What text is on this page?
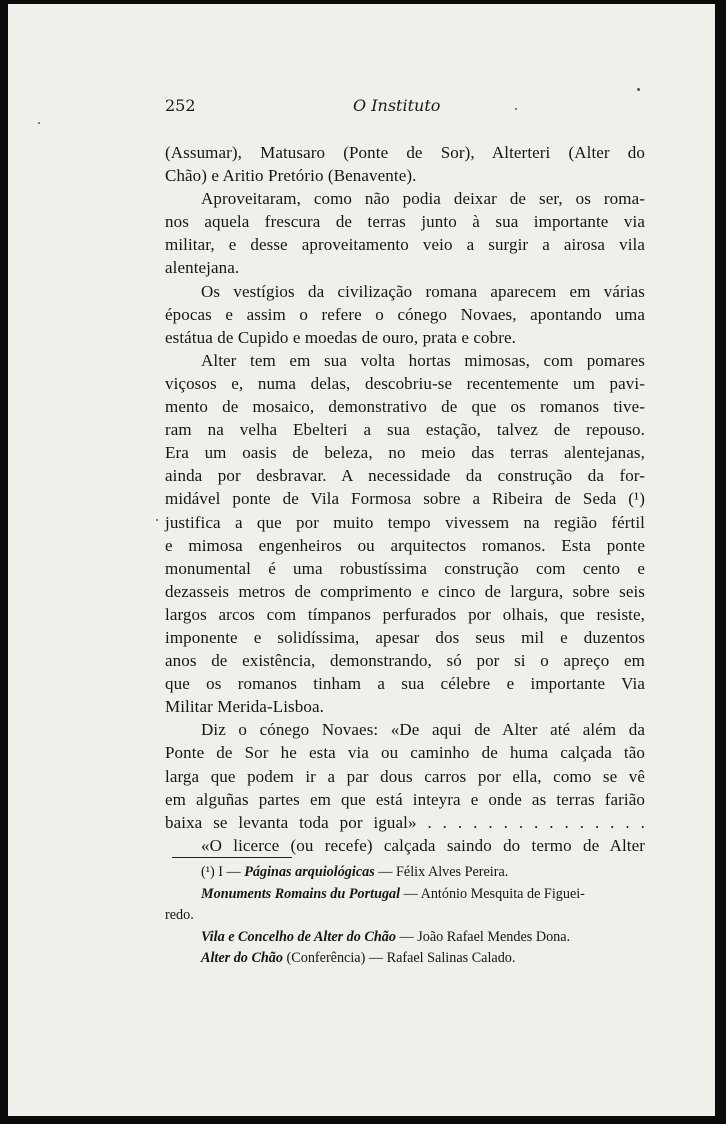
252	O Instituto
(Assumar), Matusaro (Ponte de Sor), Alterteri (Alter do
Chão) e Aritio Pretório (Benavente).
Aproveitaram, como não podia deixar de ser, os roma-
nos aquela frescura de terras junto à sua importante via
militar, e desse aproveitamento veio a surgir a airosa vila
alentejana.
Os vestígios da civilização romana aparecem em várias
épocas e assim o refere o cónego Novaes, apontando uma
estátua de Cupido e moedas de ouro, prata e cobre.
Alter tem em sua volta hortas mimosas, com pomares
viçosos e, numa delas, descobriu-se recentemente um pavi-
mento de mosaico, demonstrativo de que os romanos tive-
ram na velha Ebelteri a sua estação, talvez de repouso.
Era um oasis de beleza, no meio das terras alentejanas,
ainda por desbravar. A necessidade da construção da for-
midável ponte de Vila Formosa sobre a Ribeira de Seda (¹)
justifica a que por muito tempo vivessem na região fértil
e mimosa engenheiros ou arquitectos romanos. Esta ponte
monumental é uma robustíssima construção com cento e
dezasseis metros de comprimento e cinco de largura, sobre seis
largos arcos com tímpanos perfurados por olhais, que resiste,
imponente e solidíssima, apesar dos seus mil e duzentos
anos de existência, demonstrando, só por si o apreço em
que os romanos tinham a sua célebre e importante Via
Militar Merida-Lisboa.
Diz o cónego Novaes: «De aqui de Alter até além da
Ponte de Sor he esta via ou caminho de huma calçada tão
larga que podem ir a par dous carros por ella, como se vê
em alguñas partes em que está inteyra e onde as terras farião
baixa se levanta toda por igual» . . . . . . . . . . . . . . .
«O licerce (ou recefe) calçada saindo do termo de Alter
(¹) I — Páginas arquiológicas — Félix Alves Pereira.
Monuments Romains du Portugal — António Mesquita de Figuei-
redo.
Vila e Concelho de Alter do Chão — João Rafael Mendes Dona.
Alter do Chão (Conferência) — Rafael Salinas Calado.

··········

• SET PROBLEM: Select, from the listing, all lines that include the word "como".

• RESULT OF THE TASK:
Aproveitaram, como não podia deixar de ser, os roma-
larga que podem ir a par dous carros por ella, como se vê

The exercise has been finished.